**WHAT TO PRODUCE**: Extract every entry word for word. Skip the pictures.

Some records:

• • • •

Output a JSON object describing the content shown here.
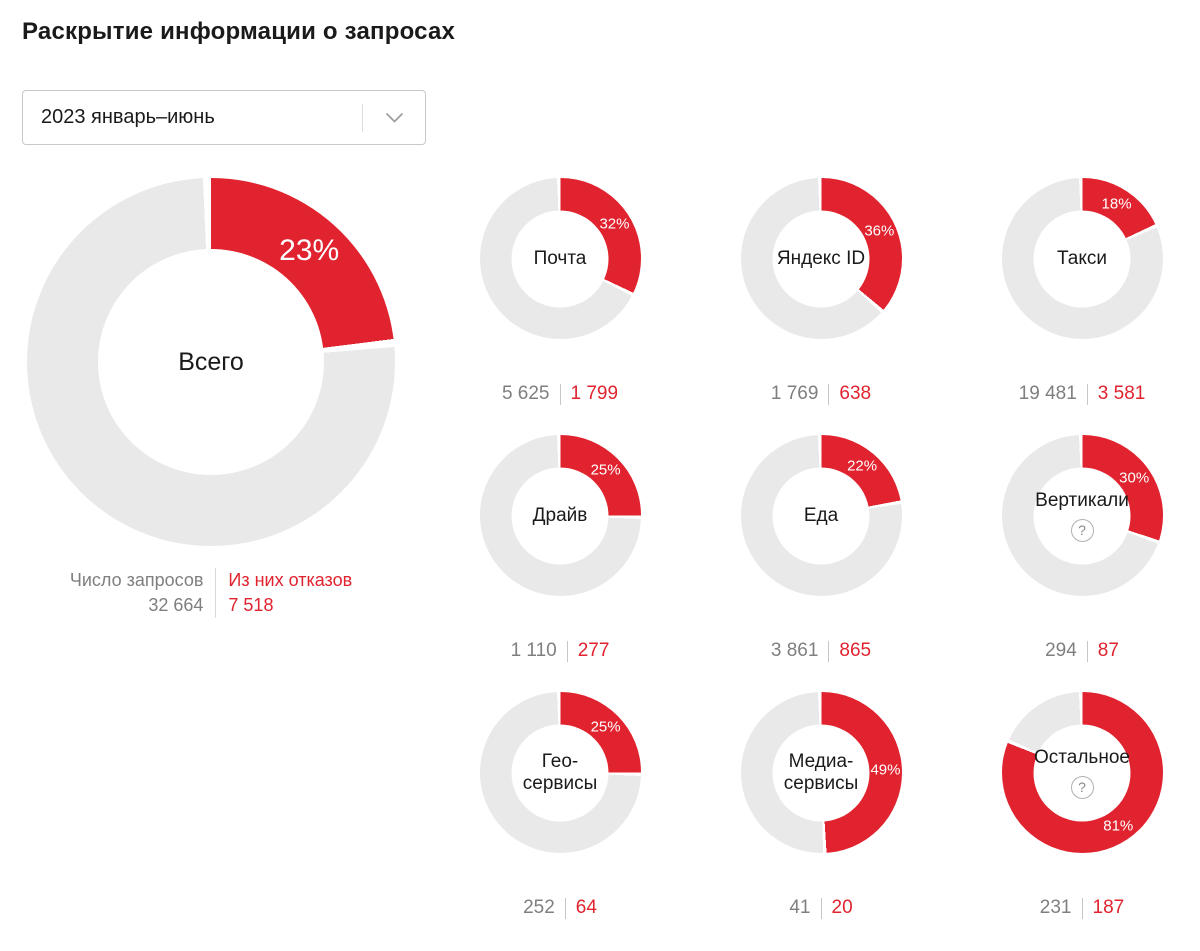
{
  "page": {
    "title": "Раскрытие информации о запросах"
  },
  "filter": {
    "value": "2023 январь–июнь"
  },
  "icons": {
    "help": "?"
  },
  "colors": {
    "red": "#e0232e",
    "ring_gray": "#e9e9e9",
    "gray_text": "#7f7f7f"
  },
  "main_chart": {
    "label": "Всего",
    "percent": 23,
    "percent_label": "23%",
    "help": false,
    "requests_label": "Число запросов",
    "requests_value": "32 664",
    "refusals_label": "Из них отказов",
    "refusals_value": "7 518"
  },
  "charts": [
    {
      "label": "Почта",
      "percent": 32,
      "percent_label": "32%",
      "requests": "5 625",
      "refusals": "1 799",
      "help": false
    },
    {
      "label": "Яндекс ID",
      "percent": 36,
      "percent_label": "36%",
      "requests": "1 769",
      "refusals": "638",
      "help": false
    },
    {
      "label": "Такси",
      "percent": 18,
      "percent_label": "18%",
      "requests": "19 481",
      "refusals": "3 581",
      "help": false
    },
    {
      "label": "Драйв",
      "percent": 25,
      "percent_label": "25%",
      "requests": "1 110",
      "refusals": "277",
      "help": false
    },
    {
      "label": "Еда",
      "percent": 22,
      "percent_label": "22%",
      "requests": "3 861",
      "refusals": "865",
      "help": false
    },
    {
      "label": "Вертикали",
      "percent": 30,
      "percent_label": "30%",
      "requests": "294",
      "refusals": "87",
      "help": true
    },
    {
      "label": "Гео-\nсервисы",
      "percent": 25,
      "percent_label": "25%",
      "requests": "252",
      "refusals": "64",
      "help": false
    },
    {
      "label": "Медиа-\nсервисы",
      "percent": 49,
      "percent_label": "49%",
      "requests": "41",
      "refusals": "20",
      "help": false
    },
    {
      "label": "Остальное",
      "percent": 81,
      "percent_label": "81%",
      "requests": "231",
      "refusals": "187",
      "help": true
    }
  ],
  "chart_data": {
    "type": "pie",
    "title": "Раскрытие информации о запросах",
    "period": "2023 январь–июнь",
    "legend": [
      "Число запросов",
      "Из них отказов"
    ],
    "charts": [
      {
        "label": "Всего",
        "requests": 32664,
        "refusals": 7518,
        "refusal_percent": 23
      },
      {
        "label": "Почта",
        "requests": 5625,
        "refusals": 1799,
        "refusal_percent": 32
      },
      {
        "label": "Яндекс ID",
        "requests": 1769,
        "refusals": 638,
        "refusal_percent": 36
      },
      {
        "label": "Такси",
        "requests": 19481,
        "refusals": 3581,
        "refusal_percent": 18
      },
      {
        "label": "Драйв",
        "requests": 1110,
        "refusals": 277,
        "refusal_percent": 25
      },
      {
        "label": "Еда",
        "requests": 3861,
        "refusals": 865,
        "refusal_percent": 22
      },
      {
        "label": "Вертикали",
        "requests": 294,
        "refusals": 87,
        "refusal_percent": 30
      },
      {
        "label": "Гео-сервисы",
        "requests": 252,
        "refusals": 64,
        "refusal_percent": 25
      },
      {
        "label": "Медиа-сервисы",
        "requests": 41,
        "refusals": 20,
        "refusal_percent": 49
      },
      {
        "label": "Остальное",
        "requests": 231,
        "refusals": 187,
        "refusal_percent": 81
      }
    ]
  }
}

• • • •

**SOLUTION FOR THIS EXERCISE**:
Output a JSON object describing the content shown here.
{
  "page": {
    "title": "Раскрытие информации о запросах"
  },
  "filter": {
    "value": "2023 январь–июнь"
  },
  "icons": {
    "help": "?"
  },
  "colors": {
    "red": "#e0232e",
    "ring_gray": "#e9e9e9",
    "gray_text": "#7f7f7f"
  },
  "main_chart": {
    "label": "Всего",
    "percent": 23,
    "percent_label": "23%",
    "help": false,
    "requests_label": "Число запросов",
    "requests_value": "32 664",
    "refusals_label": "Из них отказов",
    "refusals_value": "7 518"
  },
  "charts": [
    {
      "label": "Почта",
      "percent": 32,
      "percent_label": "32%",
      "requests": "5 625",
      "refusals": "1 799",
      "help": false
    },
    {
      "label": "Яндекс ID",
      "percent": 36,
      "percent_label": "36%",
      "requests": "1 769",
      "refusals": "638",
      "help": false
    },
    {
      "label": "Такси",
      "percent": 18,
      "percent_label": "18%",
      "requests": "19 481",
      "refusals": "3 581",
      "help": false
    },
    {
      "label": "Драйв",
      "percent": 25,
      "percent_label": "25%",
      "requests": "1 110",
      "refusals": "277",
      "help": false
    },
    {
      "label": "Еда",
      "percent": 22,
      "percent_label": "22%",
      "requests": "3 861",
      "refusals": "865",
      "help": false
    },
    {
      "label": "Вертикали",
      "percent": 30,
      "percent_label": "30%",
      "requests": "294",
      "refusals": "87",
      "help": true
    },
    {
      "label": "Гео-\nсервисы",
      "percent": 25,
      "percent_label": "25%",
      "requests": "252",
      "refusals": "64",
      "help": false
    },
    {
      "label": "Медиа-\nсервисы",
      "percent": 49,
      "percent_label": "49%",
      "requests": "41",
      "refusals": "20",
      "help": false
    },
    {
      "label": "Остальное",
      "percent": 81,
      "percent_label": "81%",
      "requests": "231",
      "refusals": "187",
      "help": true
    }
  ],
  "chart_data": {
    "type": "pie",
    "title": "Раскрытие информации о запросах",
    "period": "2023 январь–июнь",
    "legend": [
      "Число запросов",
      "Из них отказов"
    ],
    "charts": [
      {
        "label": "Всего",
        "requests": 32664,
        "refusals": 7518,
        "refusal_percent": 23
      },
      {
        "label": "Почта",
        "requests": 5625,
        "refusals": 1799,
        "refusal_percent": 32
      },
      {
        "label": "Яндекс ID",
        "requests": 1769,
        "refusals": 638,
        "refusal_percent": 36
      },
      {
        "label": "Такси",
        "requests": 19481,
        "refusals": 3581,
        "refusal_percent": 18
      },
      {
        "label": "Драйв",
        "requests": 1110,
        "refusals": 277,
        "refusal_percent": 25
      },
      {
        "label": "Еда",
        "requests": 3861,
        "refusals": 865,
        "refusal_percent": 22
      },
      {
        "label": "Вертикали",
        "requests": 294,
        "refusals": 87,
        "refusal_percent": 30
      },
      {
        "label": "Гео-сервисы",
        "requests": 252,
        "refusals": 64,
        "refusal_percent": 25
      },
      {
        "label": "Медиа-сервисы",
        "requests": 41,
        "refusals": 20,
        "refusal_percent": 49
      },
      {
        "label": "Остальное",
        "requests": 231,
        "refusals": 187,
        "refusal_percent": 81
      }
    ]
  }
}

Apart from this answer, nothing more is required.